# Task
Check every line below, and copy those that include "this".

# Supplied data
== Segment start ==

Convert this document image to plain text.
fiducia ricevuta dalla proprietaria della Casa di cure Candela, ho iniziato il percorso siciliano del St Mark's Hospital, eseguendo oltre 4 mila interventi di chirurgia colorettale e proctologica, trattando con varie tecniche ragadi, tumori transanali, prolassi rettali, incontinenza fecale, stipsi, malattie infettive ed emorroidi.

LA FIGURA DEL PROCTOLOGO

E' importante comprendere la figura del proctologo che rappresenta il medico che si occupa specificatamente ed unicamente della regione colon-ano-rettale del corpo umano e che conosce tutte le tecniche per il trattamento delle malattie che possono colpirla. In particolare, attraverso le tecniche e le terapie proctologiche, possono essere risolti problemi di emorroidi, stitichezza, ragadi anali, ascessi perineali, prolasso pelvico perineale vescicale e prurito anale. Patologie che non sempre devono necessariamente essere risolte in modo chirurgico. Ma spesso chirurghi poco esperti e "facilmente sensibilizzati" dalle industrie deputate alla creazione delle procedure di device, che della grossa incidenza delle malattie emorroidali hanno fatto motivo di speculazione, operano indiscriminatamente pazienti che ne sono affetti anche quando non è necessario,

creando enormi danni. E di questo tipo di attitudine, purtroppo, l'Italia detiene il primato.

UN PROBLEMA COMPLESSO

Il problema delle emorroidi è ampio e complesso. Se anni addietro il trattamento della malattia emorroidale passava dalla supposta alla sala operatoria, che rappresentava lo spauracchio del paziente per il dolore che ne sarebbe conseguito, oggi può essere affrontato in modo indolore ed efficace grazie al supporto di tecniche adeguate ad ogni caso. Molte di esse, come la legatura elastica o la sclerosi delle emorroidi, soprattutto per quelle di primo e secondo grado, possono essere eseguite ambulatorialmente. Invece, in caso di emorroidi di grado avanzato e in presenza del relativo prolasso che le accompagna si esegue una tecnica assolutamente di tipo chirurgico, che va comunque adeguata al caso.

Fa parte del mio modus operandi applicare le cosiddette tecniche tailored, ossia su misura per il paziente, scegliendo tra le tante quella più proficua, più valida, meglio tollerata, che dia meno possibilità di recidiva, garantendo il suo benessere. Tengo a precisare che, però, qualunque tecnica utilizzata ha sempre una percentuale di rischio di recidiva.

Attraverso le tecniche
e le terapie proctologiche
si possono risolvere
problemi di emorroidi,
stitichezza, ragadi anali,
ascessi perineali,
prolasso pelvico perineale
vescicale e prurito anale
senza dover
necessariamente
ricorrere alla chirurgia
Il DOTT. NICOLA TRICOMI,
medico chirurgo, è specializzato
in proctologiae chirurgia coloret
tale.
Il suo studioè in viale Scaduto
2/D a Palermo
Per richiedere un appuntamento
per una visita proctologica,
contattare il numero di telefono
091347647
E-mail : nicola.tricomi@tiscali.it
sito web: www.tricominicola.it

== Segment end ==
== Segment start ==

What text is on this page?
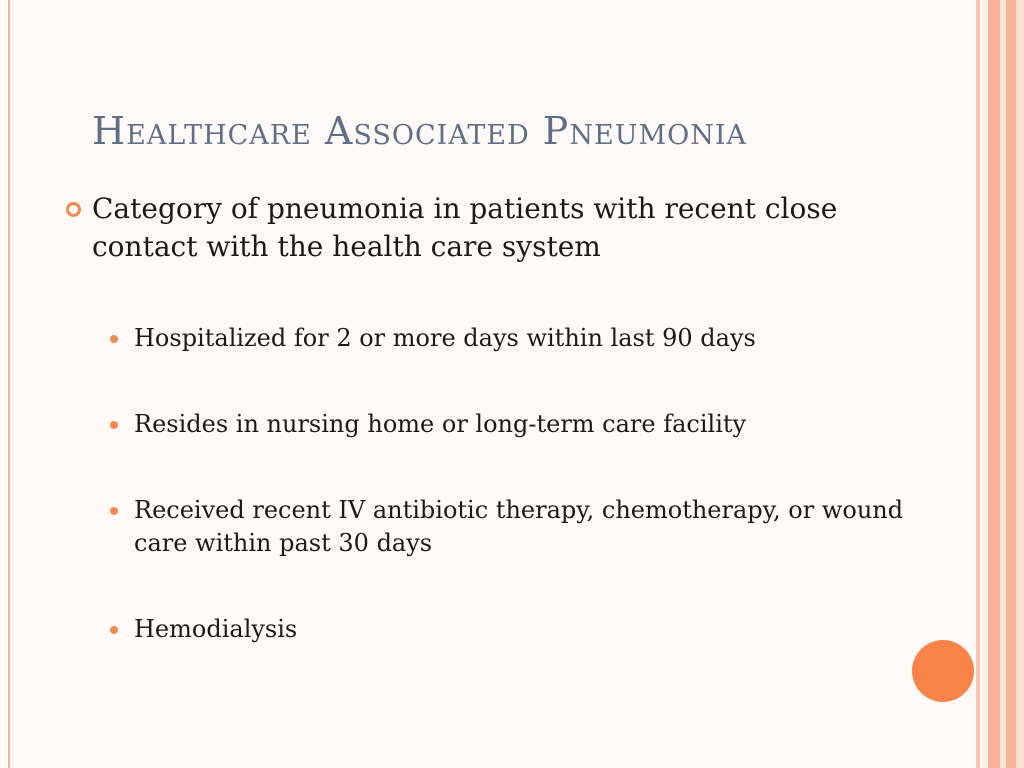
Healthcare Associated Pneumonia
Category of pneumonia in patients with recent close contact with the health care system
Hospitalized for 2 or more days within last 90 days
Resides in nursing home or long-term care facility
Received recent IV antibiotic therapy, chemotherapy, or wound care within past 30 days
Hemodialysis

== Segment end ==

# Exercise answer
Convert this document image to plain text.
What text is on this page?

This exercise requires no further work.